[Stored entries]
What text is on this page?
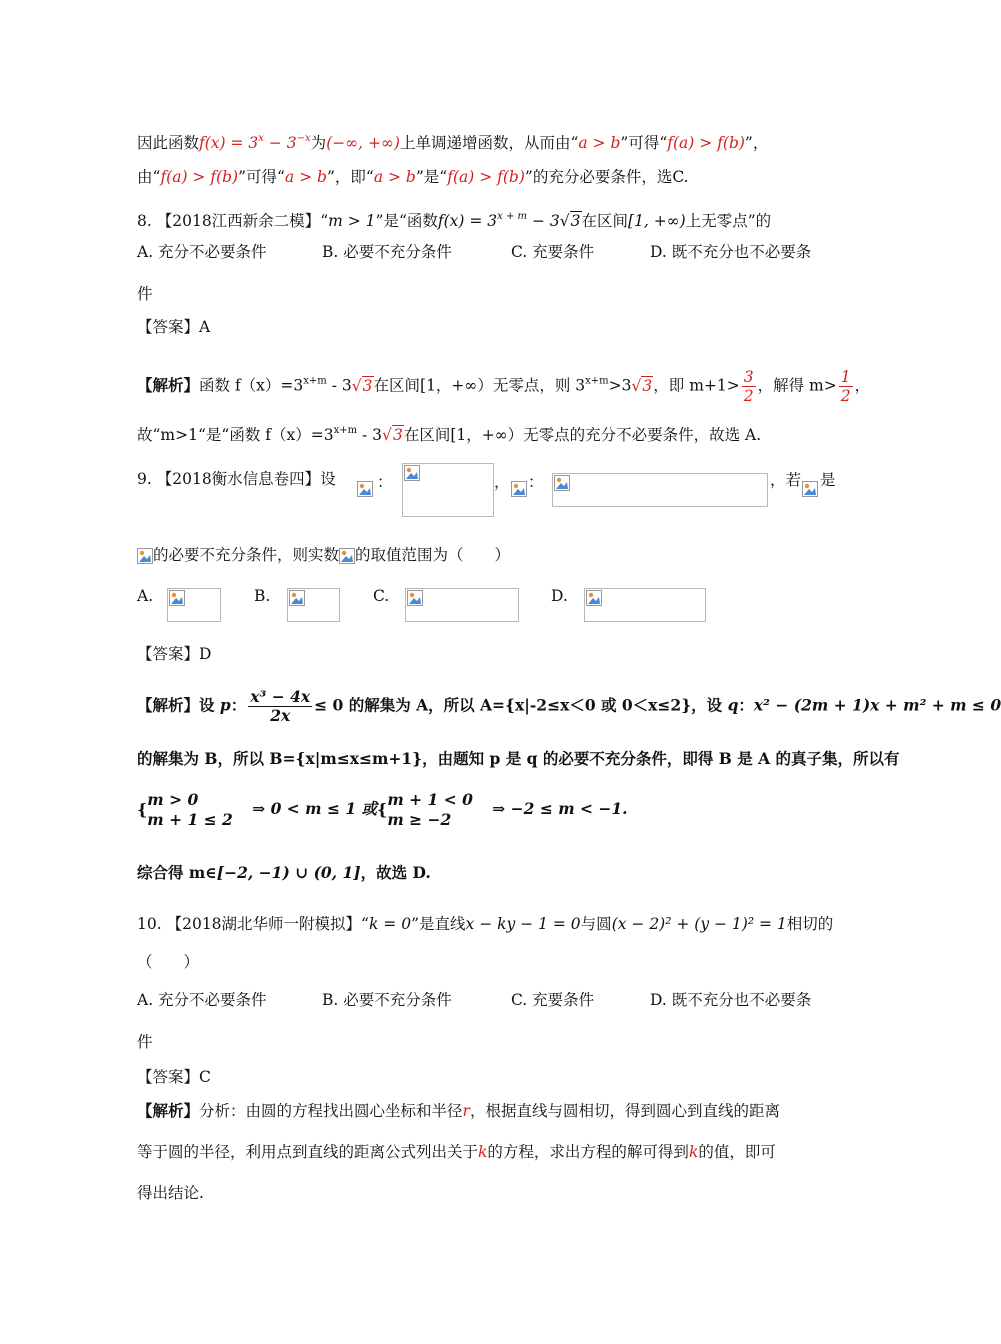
因此函数$f(x) = 3^x - 3^{-x}$为(−∞, +∞)上单调递增函数，从而由“a > b”可得“f(a) > f(b)”，
由“f(a) > f(b)”可得“a > b”，即“a > b”是“f(a) > f(b)”的充分必要条件，选C.
8. 【2018江西新余二模】“m > 1”是“函数$f(x) = 3^{x + m} - 3√3$在区间[1, +∞)上无零点”的
A. 充分不必要条件	B. 必要不充分条件	C. 充要条件	D. 既不充分也不必要条
件
【答案】A
【解析】函数 $f(x)=3^{x+m} - 3√3$在区间[1，+∞）无零点，则 $3^{x+m}>3√3$，即 $m+1> \frac{3}{2}$ ，解得 $m> \frac{1}{2}$ ，
故“m>1“是“函数 $f(x)=3^{x+m} - 3√3$在区间[1，+∞）无零点的充分不必要条件，故选 A.
9. 【2018衡水信息卷四】设	：	， ：	，若 是
的必要不充分条件，则实数 的取值范围为（　　）
A.	B.	C.	D.
【答案】D
【解析】设 p： $\frac{\text{x³ − 4x}}{2x} \le 0$ 的解集为 A，所以 A={x|-2≤x＜0 或 0＜x≤2}，设 q：x² − (2m + 1)x + m² + m ≤ 0
的解集为 B，所以 B={x|m≤x≤m+1}，由题知 p 是 q 的必要不充分条件，即得 B 是 A 的真子集，所以有
{
m > 0
m + 1 ≤ 2
⇒ 0 < m ≤ 1 或{
m + 1 < 0
m ≥ −2
⇒ −2 ≤ m < −1.
综合得 m∈[−2, −1) ∪ (0, 1]，故选 D.
10. 【2018湖北华师一附模拟】“k = 0”是直线x − ky − 1 = 0与圆(x − 2)² + (y − 1)² = 1相切的
（　　）
A. 充分不必要条件	B. 必要不充分条件	C. 充要条件	D. 既不充分也不必要条
件
【答案】C
【解析】分析：由圆的方程找出圆心坐标和半径r，根据直线与圆相切，得到圆心到直线的距离
等于圆的半径，利用点到直线的距离公式列出关于k的方程，求出方程的解可得到k的值，即可
得出结论.
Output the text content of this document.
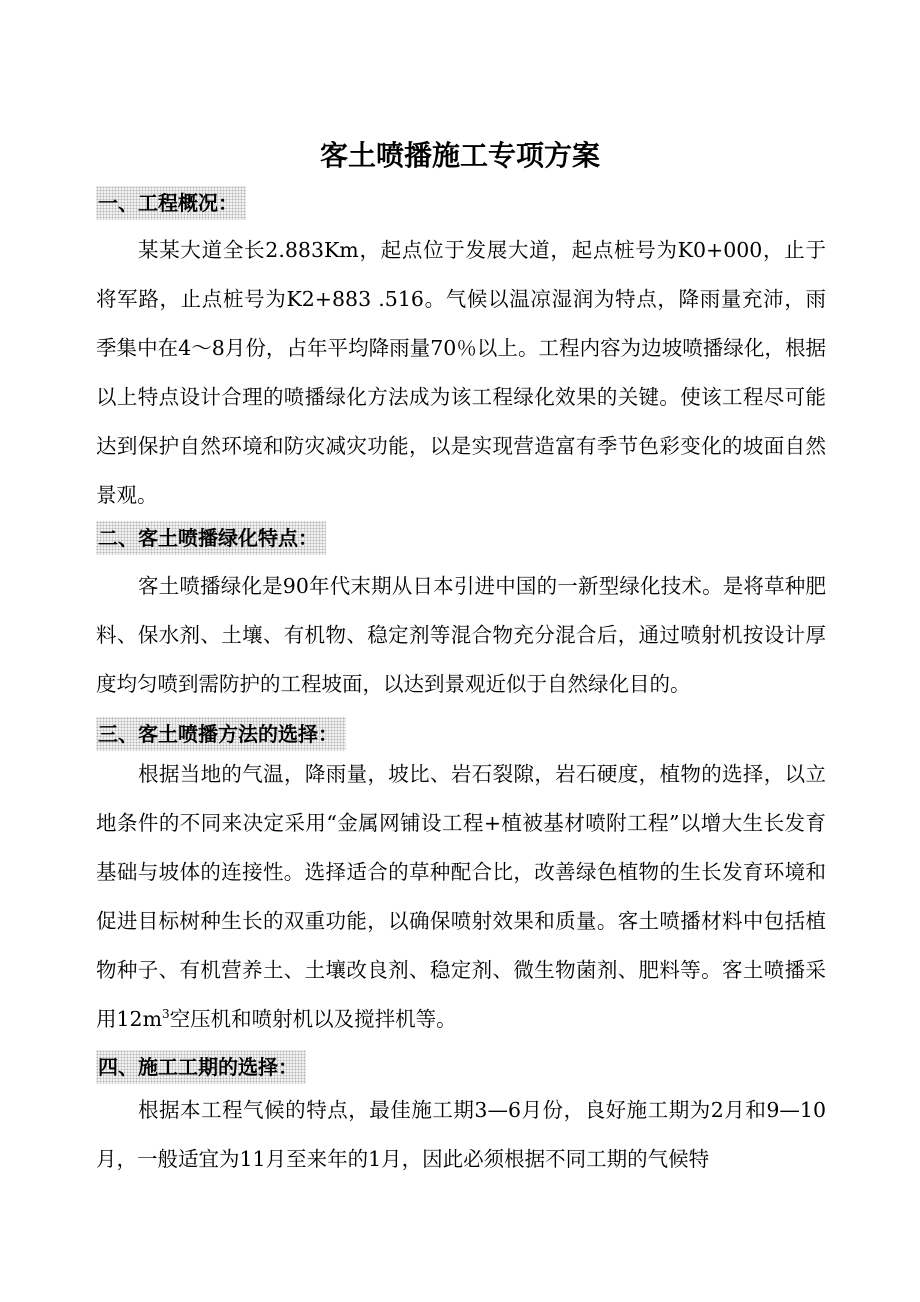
客土喷播施工专项方案
一、工程概况：

某某大道全长2.883Km，起点位于发展大道，起点桩号为K0+000，止于将军路，止点桩号为K2+883 .516。气候以温凉湿润为特点，降雨量充沛，雨季集中在4～8月份，占年平均降雨量70％以上。工程内容为边坡喷播绿化，根据以上特点设计合理的喷播绿化方法成为该工程绿化效果的关键。使该工程尽可能达到保护自然环境和防灾减灾功能，以是实现营造富有季节色彩变化的坡面自然景观。

二、客土喷播绿化特点：

客土喷播绿化是90年代末期从日本引进中国的一新型绿化技术。是将草种肥料、保水剂、土壤、有机物、稳定剂等混合物充分混合后，通过喷射机按设计厚度均匀喷到需防护的工程坡面，以达到景观近似于自然绿化目的。

三、客土喷播方法的选择：

根据当地的气温，降雨量，坡比、岩石裂隙，岩石硬度，植物的选择，以立地条件的不同来决定采用“金属网铺设工程+植被基材喷附工程”以增大生长发育基础与坡体的连接性。选择适合的草种配合比，改善绿色植物的生长发育环境和促进目标树种生长的双重功能，以确保喷射效果和质量。客土喷播材料中包括植物种子、有机营养土、土壤改良剂、稳定剂、微生物菌剂、肥料等。客土喷播采用$12m^3$空压机和喷射机以及搅拌机等。

四、施工工期的选择：

根据本工程气候的特点，最佳施工期3—6月份，良好施工期为2月和9—10月，一般适宜为11月至来年的1月，因此必须根据不同工期的气候特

* **Exercise prompt**
Omit every picture, and otherwise quote the entries exactly.

* **The reply**
What text is on this page?
因此函数$f(x) = 3^x - 3^{-x}$为(−∞, +∞)上单调递增函数，从而由“a > b”可得“f(a) > f(b)”，
由“f(a) > f(b)”可得“a > b”，即“a > b”是“f(a) > f(b)”的充分必要条件，选C.
8. 【2018江西新余二模】“m > 1”是“函数$f(x) = 3^{x + m} - 3√3$在区间[1, +∞)上无零点”的
A. 充分不必要条件	B. 必要不充分条件	C. 充要条件	D. 既不充分也不必要条
件
【答案】A
【解析】函数 $f(x)=3^{x+m} - 3√3$在区间[1，+∞）无零点，则 $3^{x+m}>3√3$，即 $m+1> \frac{3}{2}$ ，解得 $m> \frac{1}{2}$ ，
故“m>1“是“函数 $f(x)=3^{x+m} - 3√3$在区间[1，+∞）无零点的充分不必要条件，故选 A.
9. 【2018衡水信息卷四】设	：	， ：	，若 是
的必要不充分条件，则实数 的取值范围为（　　）
A.	B.	C.	D.
【答案】D
【解析】设 p： $\frac{\text{x³ − 4x}}{2x} \le 0$ 的解集为 A，所以 A={x|-2≤x＜0 或 0＜x≤2}，设 q：x² − (2m + 1)x + m² + m ≤ 0
的解集为 B，所以 B={x|m≤x≤m+1}，由题知 p 是 q 的必要不充分条件，即得 B 是 A 的真子集，所以有
{
m > 0
m + 1 ≤ 2
⇒ 0 < m ≤ 1 或{
m + 1 < 0
m ≥ −2
⇒ −2 ≤ m < −1.
综合得 m∈[−2, −1) ∪ (0, 1]，故选 D.
10. 【2018湖北华师一附模拟】“k = 0”是直线x − ky − 1 = 0与圆(x − 2)² + (y − 1)² = 1相切的
（　　）
A. 充分不必要条件	B. 必要不充分条件	C. 充要条件	D. 既不充分也不必要条
件
【答案】C
【解析】分析：由圆的方程找出圆心坐标和半径r，根据直线与圆相切，得到圆心到直线的距离
等于圆的半径，利用点到直线的距离公式列出关于k的方程，求出方程的解可得到k的值，即可
得出结论.
Output the text content of this document.
客土喷播施工专项方案
一、工程概况：

某某大道全长2.883Km，起点位于发展大道，起点桩号为K0+000，止于将军路，止点桩号为K2+883 .516。气候以温凉湿润为特点，降雨量充沛，雨季集中在4～8月份，占年平均降雨量70％以上。工程内容为边坡喷播绿化，根据以上特点设计合理的喷播绿化方法成为该工程绿化效果的关键。使该工程尽可能达到保护自然环境和防灾减灾功能，以是实现营造富有季节色彩变化的坡面自然景观。

二、客土喷播绿化特点：

客土喷播绿化是90年代末期从日本引进中国的一新型绿化技术。是将草种肥料、保水剂、土壤、有机物、稳定剂等混合物充分混合后，通过喷射机按设计厚度均匀喷到需防护的工程坡面，以达到景观近似于自然绿化目的。

三、客土喷播方法的选择：

根据当地的气温，降雨量，坡比、岩石裂隙，岩石硬度，植物的选择，以立地条件的不同来决定采用“金属网铺设工程+植被基材喷附工程”以增大生长发育基础与坡体的连接性。选择适合的草种配合比，改善绿色植物的生长发育环境和促进目标树种生长的双重功能，以确保喷射效果和质量。客土喷播材料中包括植物种子、有机营养土、土壤改良剂、稳定剂、微生物菌剂、肥料等。客土喷播采用$12m^3$空压机和喷射机以及搅拌机等。

四、施工工期的选择：

根据本工程气候的特点，最佳施工期3—6月份，良好施工期为2月和9—10月，一般适宜为11月至来年的1月，因此必须根据不同工期的气候特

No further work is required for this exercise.